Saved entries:
= = = =

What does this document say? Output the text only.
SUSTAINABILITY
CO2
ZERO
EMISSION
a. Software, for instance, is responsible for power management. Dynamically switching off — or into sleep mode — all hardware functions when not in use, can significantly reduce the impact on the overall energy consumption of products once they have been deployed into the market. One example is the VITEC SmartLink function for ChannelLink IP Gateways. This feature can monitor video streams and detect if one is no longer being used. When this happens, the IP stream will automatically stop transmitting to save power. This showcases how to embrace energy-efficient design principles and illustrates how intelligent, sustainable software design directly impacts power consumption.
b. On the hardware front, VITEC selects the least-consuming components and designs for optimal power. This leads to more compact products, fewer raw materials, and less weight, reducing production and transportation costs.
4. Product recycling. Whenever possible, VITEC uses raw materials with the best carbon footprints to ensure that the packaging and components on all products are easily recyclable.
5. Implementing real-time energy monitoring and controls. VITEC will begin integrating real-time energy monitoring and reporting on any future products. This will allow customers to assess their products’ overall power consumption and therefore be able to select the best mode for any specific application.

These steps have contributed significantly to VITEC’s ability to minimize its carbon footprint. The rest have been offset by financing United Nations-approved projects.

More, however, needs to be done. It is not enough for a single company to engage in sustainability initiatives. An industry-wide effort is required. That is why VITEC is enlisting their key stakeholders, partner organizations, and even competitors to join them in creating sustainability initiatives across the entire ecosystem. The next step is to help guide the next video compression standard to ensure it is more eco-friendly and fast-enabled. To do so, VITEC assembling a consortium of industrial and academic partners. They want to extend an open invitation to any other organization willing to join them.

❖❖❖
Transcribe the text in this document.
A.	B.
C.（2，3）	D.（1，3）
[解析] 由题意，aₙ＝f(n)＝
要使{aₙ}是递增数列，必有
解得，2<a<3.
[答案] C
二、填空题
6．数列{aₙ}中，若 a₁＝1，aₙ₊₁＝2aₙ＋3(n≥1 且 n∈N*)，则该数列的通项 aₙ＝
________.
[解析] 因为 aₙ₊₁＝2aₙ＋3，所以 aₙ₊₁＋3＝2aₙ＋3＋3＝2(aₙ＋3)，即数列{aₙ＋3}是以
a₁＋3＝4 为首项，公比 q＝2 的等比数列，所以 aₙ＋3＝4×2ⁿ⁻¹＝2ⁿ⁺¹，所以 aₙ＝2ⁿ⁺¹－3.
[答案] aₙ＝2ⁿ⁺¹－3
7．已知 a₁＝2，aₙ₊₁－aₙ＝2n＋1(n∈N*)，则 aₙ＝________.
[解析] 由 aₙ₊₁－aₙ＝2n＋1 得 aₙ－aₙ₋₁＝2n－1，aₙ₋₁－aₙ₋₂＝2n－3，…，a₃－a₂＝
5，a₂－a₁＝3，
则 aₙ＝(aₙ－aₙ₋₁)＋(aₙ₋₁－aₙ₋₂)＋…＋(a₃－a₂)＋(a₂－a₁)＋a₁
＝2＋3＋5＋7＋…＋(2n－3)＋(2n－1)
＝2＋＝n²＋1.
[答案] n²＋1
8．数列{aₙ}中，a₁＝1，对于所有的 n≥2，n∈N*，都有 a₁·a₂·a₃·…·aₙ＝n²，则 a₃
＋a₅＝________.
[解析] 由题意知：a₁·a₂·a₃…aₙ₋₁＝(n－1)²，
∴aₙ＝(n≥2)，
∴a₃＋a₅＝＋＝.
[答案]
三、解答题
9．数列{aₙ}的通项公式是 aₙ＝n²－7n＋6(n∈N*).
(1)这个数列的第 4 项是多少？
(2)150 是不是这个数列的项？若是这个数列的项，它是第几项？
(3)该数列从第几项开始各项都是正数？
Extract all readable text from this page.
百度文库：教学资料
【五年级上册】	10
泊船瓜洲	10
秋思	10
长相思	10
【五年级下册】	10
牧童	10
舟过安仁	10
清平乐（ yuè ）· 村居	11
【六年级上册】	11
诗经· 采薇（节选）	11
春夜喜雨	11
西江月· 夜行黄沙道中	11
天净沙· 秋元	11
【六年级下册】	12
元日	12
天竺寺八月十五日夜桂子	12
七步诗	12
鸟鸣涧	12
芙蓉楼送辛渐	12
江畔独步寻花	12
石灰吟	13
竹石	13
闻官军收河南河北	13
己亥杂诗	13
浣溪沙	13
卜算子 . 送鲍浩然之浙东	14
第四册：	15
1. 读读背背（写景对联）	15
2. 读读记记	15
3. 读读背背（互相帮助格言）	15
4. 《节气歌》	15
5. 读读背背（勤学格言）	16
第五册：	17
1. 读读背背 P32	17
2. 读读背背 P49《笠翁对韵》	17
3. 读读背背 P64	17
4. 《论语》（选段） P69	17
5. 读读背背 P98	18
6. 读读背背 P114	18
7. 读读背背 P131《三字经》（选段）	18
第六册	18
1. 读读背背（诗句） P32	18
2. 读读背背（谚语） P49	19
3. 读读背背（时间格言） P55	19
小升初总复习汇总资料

= = = =

What you should do:
Retype each record exactly, leaving nothing out.

Solution:
What does this document say? Output the text only.
SUSTAINABILITY
CO2
ZERO
EMISSION
a. Software, for instance, is responsible for power management. Dynamically switching off — or into sleep mode — all hardware functions when not in use, can significantly reduce the impact on the overall energy consumption of products once they have been deployed into the market. One example is the VITEC SmartLink function for ChannelLink IP Gateways. This feature can monitor video streams and detect if one is no longer being used. When this happens, the IP stream will automatically stop transmitting to save power. This showcases how to embrace energy-efficient design principles and illustrates how intelligent, sustainable software design directly impacts power consumption.
b. On the hardware front, VITEC selects the least-consuming components and designs for optimal power. This leads to more compact products, fewer raw materials, and less weight, reducing production and transportation costs.
4. Product recycling. Whenever possible, VITEC uses raw materials with the best carbon footprints to ensure that the packaging and components on all products are easily recyclable.
5. Implementing real-time energy monitoring and controls. VITEC will begin integrating real-time energy monitoring and reporting on any future products. This will allow customers to assess their products’ overall power consumption and therefore be able to select the best mode for any specific application.

These steps have contributed significantly to VITEC’s ability to minimize its carbon footprint. The rest have been offset by financing United Nations-approved projects.

More, however, needs to be done. It is not enough for a single company to engage in sustainability initiatives. An industry-wide effort is required. That is why VITEC is enlisting their key stakeholders, partner organizations, and even competitors to join them in creating sustainability initiatives across the entire ecosystem. The next step is to help guide the next video compression standard to ensure it is more eco-friendly and fast-enabled. To do so, VITEC assembling a consortium of industrial and academic partners. They want to extend an open invitation to any other organization willing to join them.

❖❖❖
Transcribe the text in this document.
A.	B.
C.（2，3）	D.（1，3）
[解析] 由题意，aₙ＝f(n)＝
要使{aₙ}是递增数列，必有
解得，2<a<3.
[答案] C
二、填空题
6．数列{aₙ}中，若 a₁＝1，aₙ₊₁＝2aₙ＋3(n≥1 且 n∈N*)，则该数列的通项 aₙ＝
________.
[解析] 因为 aₙ₊₁＝2aₙ＋3，所以 aₙ₊₁＋3＝2aₙ＋3＋3＝2(aₙ＋3)，即数列{aₙ＋3}是以
a₁＋3＝4 为首项，公比 q＝2 的等比数列，所以 aₙ＋3＝4×2ⁿ⁻¹＝2ⁿ⁺¹，所以 aₙ＝2ⁿ⁺¹－3.
[答案] aₙ＝2ⁿ⁺¹－3
7．已知 a₁＝2，aₙ₊₁－aₙ＝2n＋1(n∈N*)，则 aₙ＝________.
[解析] 由 aₙ₊₁－aₙ＝2n＋1 得 aₙ－aₙ₋₁＝2n－1，aₙ₋₁－aₙ₋₂＝2n－3，…，a₃－a₂＝
5，a₂－a₁＝3，
则 aₙ＝(aₙ－aₙ₋₁)＋(aₙ₋₁－aₙ₋₂)＋…＋(a₃－a₂)＋(a₂－a₁)＋a₁
＝2＋3＋5＋7＋…＋(2n－3)＋(2n－1)
＝2＋＝n²＋1.
[答案] n²＋1
8．数列{aₙ}中，a₁＝1，对于所有的 n≥2，n∈N*，都有 a₁·a₂·a₃·…·aₙ＝n²，则 a₃
＋a₅＝________.
[解析] 由题意知：a₁·a₂·a₃…aₙ₋₁＝(n－1)²，
∴aₙ＝(n≥2)，
∴a₃＋a₅＝＋＝.
[答案]
三、解答题
9．数列{aₙ}的通项公式是 aₙ＝n²－7n＋6(n∈N*).
(1)这个数列的第 4 项是多少？
(2)150 是不是这个数列的项？若是这个数列的项，它是第几项？
(3)该数列从第几项开始各项都是正数？
Extract all readable text from this page.
百度文库：教学资料
【五年级上册】	10
泊船瓜洲	10
秋思	10
长相思	10
【五年级下册】	10
牧童	10
舟过安仁	10
清平乐（ yuè ）· 村居	11
【六年级上册】	11
诗经· 采薇（节选）	11
春夜喜雨	11
西江月· 夜行黄沙道中	11
天净沙· 秋元	11
【六年级下册】	12
元日	12
天竺寺八月十五日夜桂子	12
七步诗	12
鸟鸣涧	12
芙蓉楼送辛渐	12
江畔独步寻花	12
石灰吟	13
竹石	13
闻官军收河南河北	13
己亥杂诗	13
浣溪沙	13
卜算子 . 送鲍浩然之浙东	14
第四册：	15
1. 读读背背（写景对联）	15
2. 读读记记	15
3. 读读背背（互相帮助格言）	15
4. 《节气歌》	15
5. 读读背背（勤学格言）	16
第五册：	17
1. 读读背背 P32	17
2. 读读背背 P49《笠翁对韵》	17
3. 读读背背 P64	17
4. 《论语》（选段） P69	17
5. 读读背背 P98	18
6. 读读背背 P114	18
7. 读读背背 P131《三字经》（选段）	18
第六册	18
1. 读读背背（诗句） P32	18
2. 读读背背（谚语） P49	19
3. 读读背背（时间格言） P55	19
小升初总复习汇总资料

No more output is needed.